Supplied data:
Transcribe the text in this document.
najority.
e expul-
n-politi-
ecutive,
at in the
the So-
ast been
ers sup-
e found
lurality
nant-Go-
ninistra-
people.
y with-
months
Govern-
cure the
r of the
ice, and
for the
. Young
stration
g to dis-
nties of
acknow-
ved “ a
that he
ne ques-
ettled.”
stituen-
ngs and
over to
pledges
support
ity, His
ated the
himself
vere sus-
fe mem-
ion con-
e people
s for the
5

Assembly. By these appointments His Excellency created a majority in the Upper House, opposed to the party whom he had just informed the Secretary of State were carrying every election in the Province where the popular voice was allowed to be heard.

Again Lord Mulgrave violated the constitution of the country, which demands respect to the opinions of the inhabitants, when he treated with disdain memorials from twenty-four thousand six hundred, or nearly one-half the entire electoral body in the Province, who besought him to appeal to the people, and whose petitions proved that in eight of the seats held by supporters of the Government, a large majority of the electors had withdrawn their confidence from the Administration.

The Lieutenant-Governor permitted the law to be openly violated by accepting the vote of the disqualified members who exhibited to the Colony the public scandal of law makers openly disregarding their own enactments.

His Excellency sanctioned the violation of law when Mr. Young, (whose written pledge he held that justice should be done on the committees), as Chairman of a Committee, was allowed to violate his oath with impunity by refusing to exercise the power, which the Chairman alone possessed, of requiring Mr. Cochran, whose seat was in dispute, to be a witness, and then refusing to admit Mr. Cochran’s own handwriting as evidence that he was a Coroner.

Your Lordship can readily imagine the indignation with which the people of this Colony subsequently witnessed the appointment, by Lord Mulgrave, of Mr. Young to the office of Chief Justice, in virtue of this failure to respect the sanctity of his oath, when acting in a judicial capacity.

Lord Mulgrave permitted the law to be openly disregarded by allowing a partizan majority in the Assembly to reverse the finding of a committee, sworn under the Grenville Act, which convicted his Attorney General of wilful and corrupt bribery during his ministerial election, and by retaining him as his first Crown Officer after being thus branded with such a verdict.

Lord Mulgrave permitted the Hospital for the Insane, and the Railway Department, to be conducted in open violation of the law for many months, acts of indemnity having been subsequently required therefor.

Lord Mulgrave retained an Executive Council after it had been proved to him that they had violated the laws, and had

Stated exercise: Find the lines above holding the word "months" and show them.

Output:
months
Lord Mulgrave permitted the Hospital for the Insane, and the Railway Department, to be conducted in open violation of the law for many months, acts of indemnity having been subsequently required therefor.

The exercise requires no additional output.